Go over the entries below line by line, copying each one that contains the word "December".

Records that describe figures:
## begin
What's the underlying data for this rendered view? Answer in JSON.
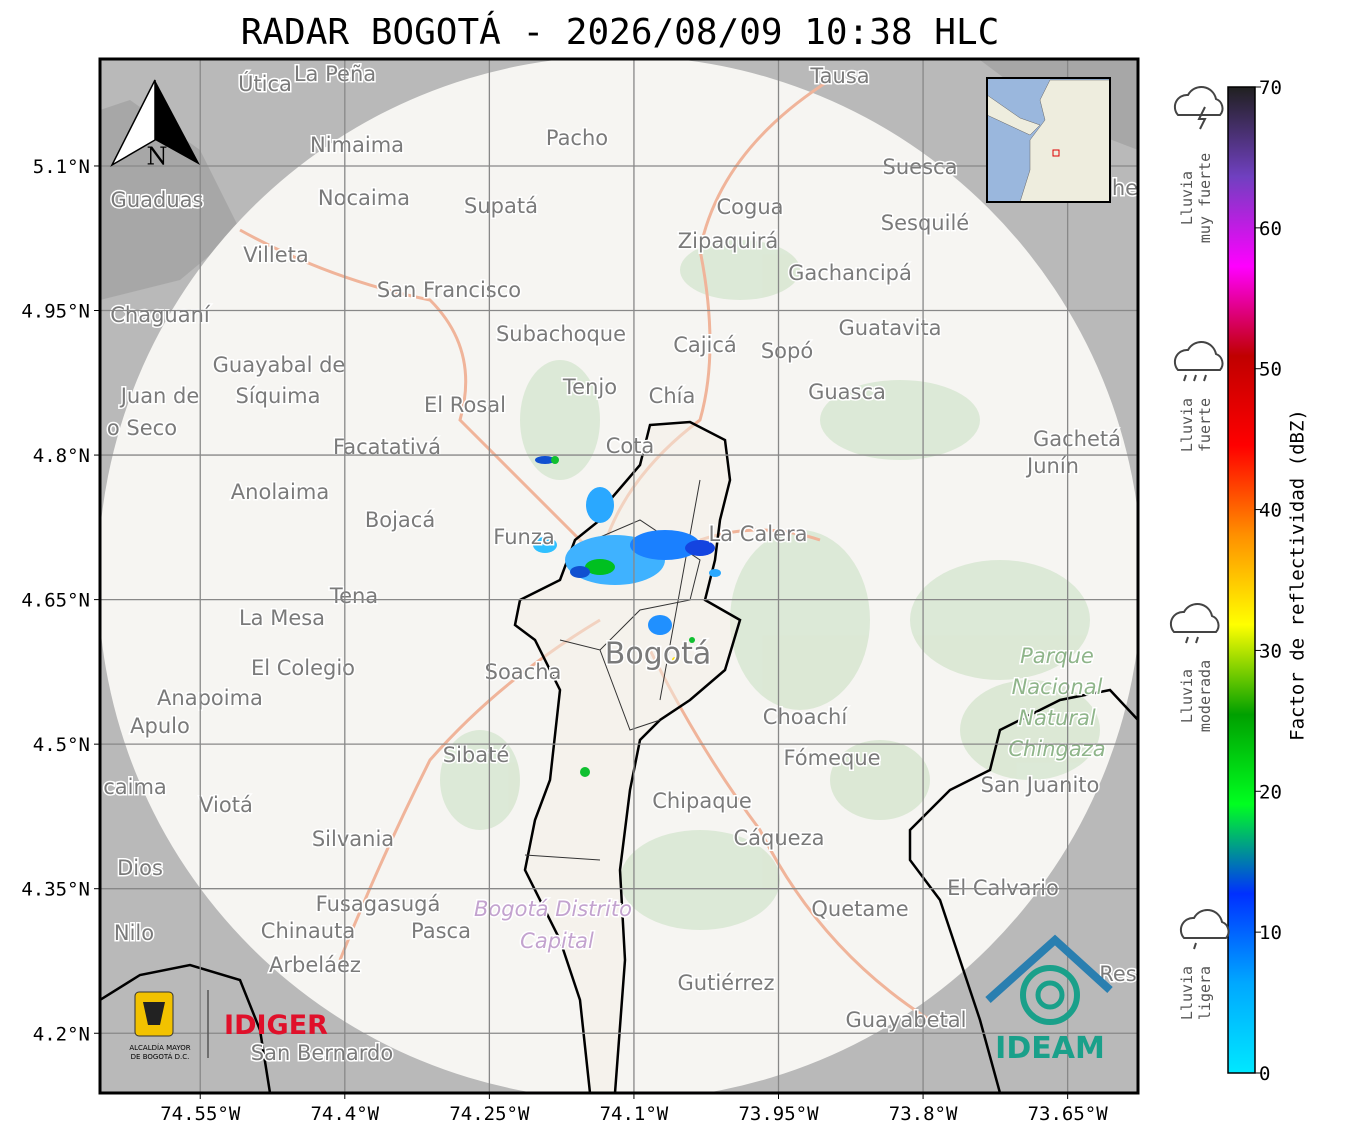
{
  "title": "RADAR BOGOTÁ - 2026/08/09 10:38 HLC",
  "map": {
    "xlim": [
      -74.654,
      -73.577
    ],
    "ylim": [
      4.138,
      5.211
    ],
    "grid": true,
    "north": "N",
    "xticks": [
      {
        "value": -74.55,
        "label": "74.55°W"
      },
      {
        "value": -74.4,
        "label": "74.4°W"
      },
      {
        "value": -74.25,
        "label": "74.25°W"
      },
      {
        "value": -74.1,
        "label": "74.1°W"
      },
      {
        "value": -73.95,
        "label": "73.95°W"
      },
      {
        "value": -73.8,
        "label": "73.8°W"
      },
      {
        "value": -73.65,
        "label": "73.65°W"
      }
    ],
    "yticks": [
      {
        "value": 5.1,
        "label": "5.1°N"
      },
      {
        "value": 4.95,
        "label": "4.95°N"
      },
      {
        "value": 4.8,
        "label": "4.8°N"
      },
      {
        "value": 4.65,
        "label": "4.65°N"
      },
      {
        "value": 4.5,
        "label": "4.5°N"
      },
      {
        "value": 4.35,
        "label": "4.35°N"
      },
      {
        "value": 4.2,
        "label": "4.2°N"
      }
    ],
    "places": [
      "Útica",
      "La Peña",
      "Tausa",
      "Pacho",
      "Nimaima",
      "Suesca",
      "Guaduas",
      "Nocaima",
      "Supatá",
      "Cogua",
      "Sesquilé",
      "Zipaquirá",
      "Villeta",
      "Gachancipá",
      "San Francisco",
      "Chaguaní",
      "Guatavita",
      "Subachoque",
      "Cajicá",
      "Sopó",
      "Guayabal de",
      "Síquima",
      "Juan de",
      "Tenjo",
      "Chía",
      "Guasca",
      "El Rosal",
      "o Seco",
      "Facatativá",
      "Cota",
      "Gachetá",
      "Junín",
      "Anolaima",
      "Bojacá",
      "Funza",
      "La Calera",
      "Tena",
      "La Mesa",
      "El Colegio",
      "Soacha",
      "Bogotá",
      "Anapoima",
      "Apulo",
      "Choachí",
      "Sibaté",
      "Fómeque",
      "San Juanito",
      "caima",
      "Viotá",
      "Chipaque",
      "Silvania",
      "Cáqueza",
      "Dios",
      "El Calvario",
      "Fusagasugá",
      "Quetame",
      "Nilo",
      "Chinauta",
      "Pasca",
      "Arbeláez",
      "Gutiérrez",
      "Res",
      "Guayabetal",
      "San Bernardo",
      "he"
    ],
    "park": [
      "Parque",
      "Nacional",
      "Natural",
      "Chingaza"
    ],
    "district": [
      "Bogotá Distrito",
      "Capital"
    ]
  },
  "colorbar": {
    "label": "Factor de reflectividad (dBZ)",
    "lim": [
      0,
      70
    ],
    "ticks": [
      0,
      10,
      20,
      30,
      40,
      50,
      60,
      70
    ],
    "colors": [
      "#00e8ff",
      "#00a8ff",
      "#0030ff",
      "#00ff20",
      "#00a000",
      "#ffff00",
      "#ff9000",
      "#ff0000",
      "#c00000",
      "#ff00ff",
      "#7040c0",
      "#202020"
    ]
  },
  "rain_levels": [
    [
      "Lluvia",
      "muy fuerte"
    ],
    [
      "Lluvia",
      "fuerte"
    ],
    [
      "Lluvia",
      "moderada"
    ],
    [
      "Lluvia",
      "ligera"
    ]
  ],
  "logos": {
    "alcaldia": [
      "ALCALDÍA MAYOR",
      "DE BOGOTÁ D.C."
    ],
    "idiger": "IDIGER",
    "ideam": "IDEAM"
  }
}
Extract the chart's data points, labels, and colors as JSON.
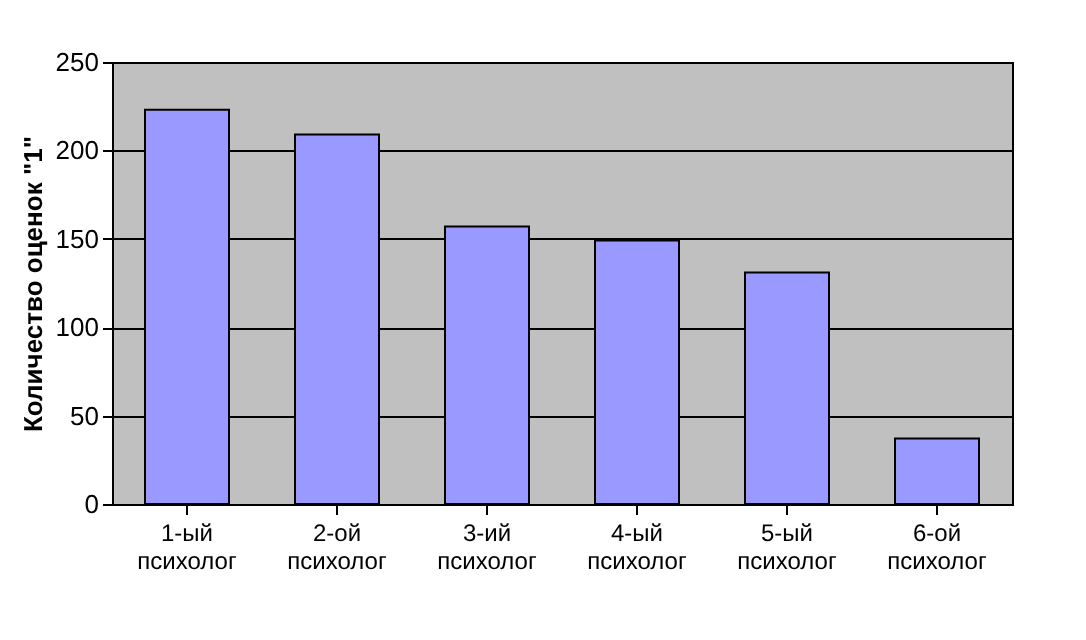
{
  "chart_data": {
    "type": "bar",
    "ylabel": "Количество оценок \"1\"",
    "categories": [
      "1-ый психолог",
      "2-ой психолог",
      "3-ий психолог",
      "4-ый психолог",
      "5-ый психолог",
      "6-ой психолог"
    ],
    "values": [
      223,
      209,
      157,
      149,
      131,
      37
    ],
    "color": "#9999ff",
    "ylim": [
      0,
      250
    ],
    "yticks": [
      0,
      50,
      100,
      150,
      200,
      250
    ],
    "grid": "y"
  }
}
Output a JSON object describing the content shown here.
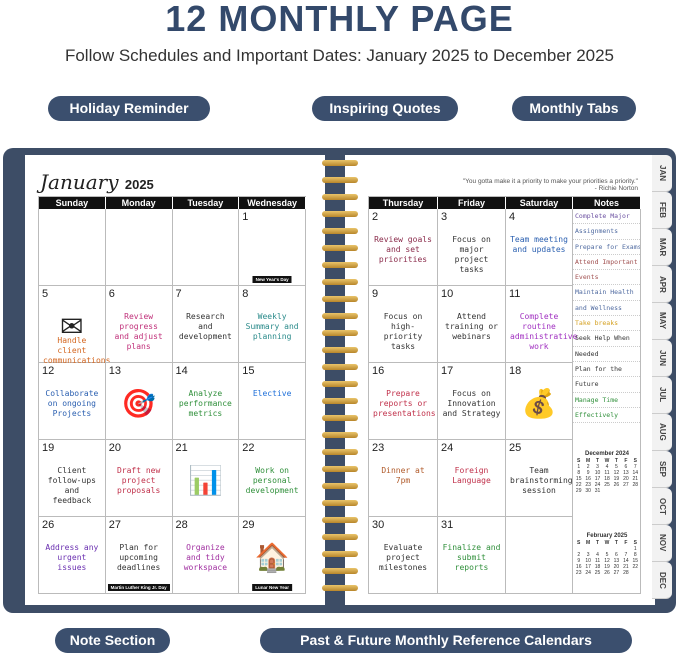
{
  "header": {
    "title": "12 MONTHLY PAGE",
    "subtitle": "Follow Schedules and Important Dates: January 2025 to December 2025"
  },
  "callouts": {
    "holiday": "Holiday Reminder",
    "quotes": "Inspiring Quotes",
    "tabs": "Monthly Tabs",
    "notes": "Note Section",
    "reference": "Past & Future Monthly Reference Calendars"
  },
  "left": {
    "month": "January",
    "year": "2025",
    "days": [
      "Sunday",
      "Monday",
      "Tuesday",
      "Wednesday"
    ],
    "cells": [
      {
        "n": "",
        "t": ""
      },
      {
        "n": "",
        "t": ""
      },
      {
        "n": "",
        "t": ""
      },
      {
        "n": "1",
        "t": "",
        "h": "New Year's Day"
      },
      {
        "n": "5",
        "t": "Handle client communications",
        "i": "✉",
        "c": "#d4661f"
      },
      {
        "n": "6",
        "t": "Review progress and adjust plans",
        "c": "#c0307a"
      },
      {
        "n": "7",
        "t": "Research and development",
        "c": "#333"
      },
      {
        "n": "8",
        "t": "Weekly Summary and planning",
        "c": "#2a8a8a"
      },
      {
        "n": "12",
        "t": "Collaborate on ongoing Projects",
        "c": "#2a5fb0"
      },
      {
        "n": "13",
        "t": "",
        "i": "🎯"
      },
      {
        "n": "14",
        "t": "Analyze performance metrics",
        "c": "#2f8f3a"
      },
      {
        "n": "15",
        "t": "Elective",
        "c": "#1e6fd9"
      },
      {
        "n": "19",
        "t": "Client follow-ups and feedback",
        "c": "#333"
      },
      {
        "n": "20",
        "t": "Draft new project proposals",
        "c": "#c0304a"
      },
      {
        "n": "21",
        "t": "",
        "i": "📊"
      },
      {
        "n": "22",
        "t": "Work on personal development",
        "c": "#2f8f3a"
      },
      {
        "n": "26",
        "t": "Address any urgent issues",
        "c": "#6a2fb0"
      },
      {
        "n": "27",
        "t": "Plan for upcoming deadlines",
        "c": "#333",
        "h": "Martin Luther King Jr. Day"
      },
      {
        "n": "28",
        "t": "Organize and tidy workspace",
        "c": "#a02fa0"
      },
      {
        "n": "29",
        "t": "",
        "i": "🏠",
        "h": "Lunar New Year"
      }
    ]
  },
  "right": {
    "quote": "\"You gotta make it a priority to make your priorities a priority.\"",
    "quote_author": "- Richie Norton",
    "days": [
      "Thursday",
      "Friday",
      "Saturday",
      "Notes"
    ],
    "cells": [
      {
        "n": "2",
        "t": "Review goals and set priorities",
        "c": "#8a2a4a"
      },
      {
        "n": "3",
        "t": "Focus on major project tasks",
        "c": "#333"
      },
      {
        "n": "4",
        "t": "Team meeting and updates",
        "c": "#2a5fb0"
      },
      {
        "n": "9",
        "t": "Focus on high-priority tasks",
        "c": "#333"
      },
      {
        "n": "10",
        "t": "Attend training or webinars",
        "c": "#333"
      },
      {
        "n": "11",
        "t": "Complete routine administrative work",
        "c": "#a02fc0"
      },
      {
        "n": "16",
        "t": "Prepare reports or presentations",
        "c": "#c0304a"
      },
      {
        "n": "17",
        "t": "Focus on Innovation and Strategy",
        "c": "#333"
      },
      {
        "n": "18",
        "t": "",
        "i": "💰"
      },
      {
        "n": "23",
        "t": "Dinner at 7pm",
        "c": "#b05a2a"
      },
      {
        "n": "24",
        "t": "Foreign Language",
        "c": "#c0304a"
      },
      {
        "n": "25",
        "t": "Team brainstorming session",
        "c": "#333"
      },
      {
        "n": "30",
        "t": "Evaluate project milestones",
        "c": "#333"
      },
      {
        "n": "31",
        "t": "Finalize and submit reports",
        "c": "#2f8f3a"
      },
      {
        "n": "",
        "t": ""
      }
    ],
    "notes": [
      "Complete Major",
      "Assignments",
      "Prepare for Exams",
      "Attend Important",
      "Events",
      "Maintain Health",
      "and Wellness",
      "Take breaks",
      "Seek Help When",
      "Needed",
      "Plan for the",
      "Future",
      "Manage Time",
      "Effectively"
    ]
  },
  "mini": [
    {
      "title": "December 2024",
      "head": [
        "S",
        "M",
        "T",
        "W",
        "T",
        "F",
        "S"
      ],
      "rows": [
        [
          "1",
          "2",
          "3",
          "4",
          "5",
          "6",
          "7"
        ],
        [
          "8",
          "9",
          "10",
          "11",
          "12",
          "13",
          "14"
        ],
        [
          "15",
          "16",
          "17",
          "18",
          "19",
          "20",
          "21"
        ],
        [
          "22",
          "23",
          "24",
          "25",
          "26",
          "27",
          "28"
        ],
        [
          "29",
          "30",
          "31",
          "",
          "",
          "",
          ""
        ]
      ]
    },
    {
      "title": "February 2025",
      "head": [
        "S",
        "M",
        "T",
        "W",
        "T",
        "F",
        "S"
      ],
      "rows": [
        [
          "",
          "",
          "",
          "",
          "",
          "",
          "1"
        ],
        [
          "2",
          "3",
          "4",
          "5",
          "6",
          "7",
          "8"
        ],
        [
          "9",
          "10",
          "11",
          "12",
          "13",
          "14",
          "15"
        ],
        [
          "16",
          "17",
          "18",
          "19",
          "20",
          "21",
          "22"
        ],
        [
          "23",
          "24",
          "25",
          "26",
          "27",
          "28",
          ""
        ]
      ]
    }
  ],
  "tabs": [
    "JAN",
    "FEB",
    "MAR",
    "APR",
    "MAY",
    "JUN",
    "JUL",
    "AUG",
    "SEP",
    "OCT",
    "NOV",
    "DEC"
  ]
}
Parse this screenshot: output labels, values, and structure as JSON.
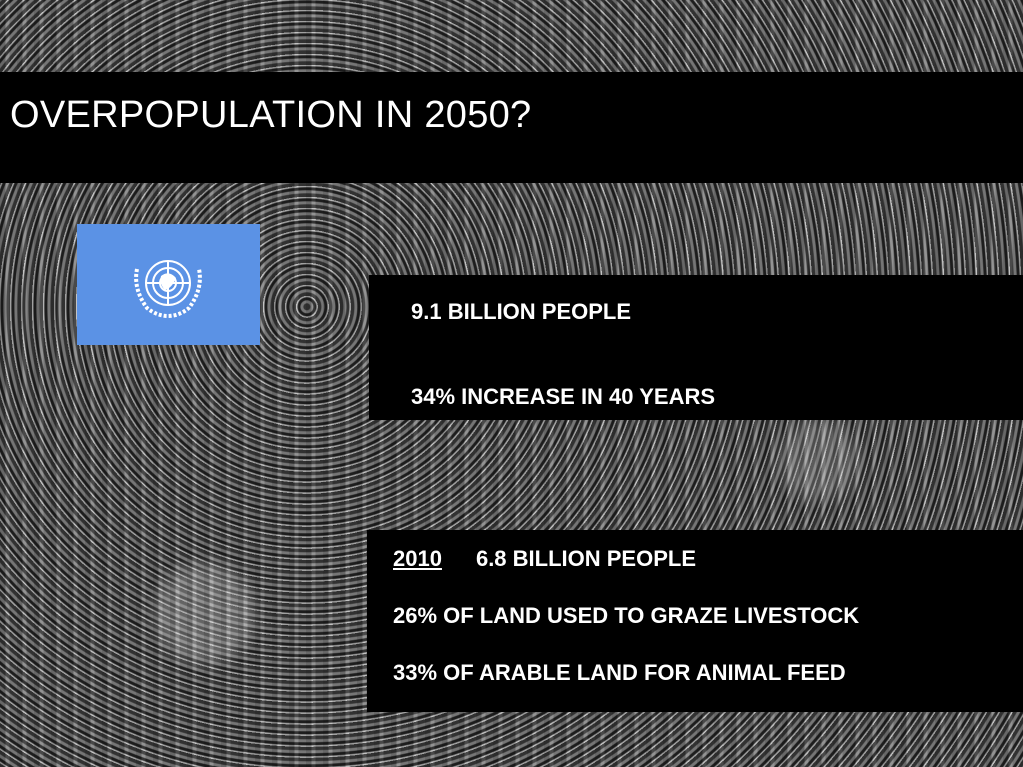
## end
Problem solution
    "subtitle": "Follow Schedules and Important Dates: January 2025 to December 2025"
      "title": "December 2024",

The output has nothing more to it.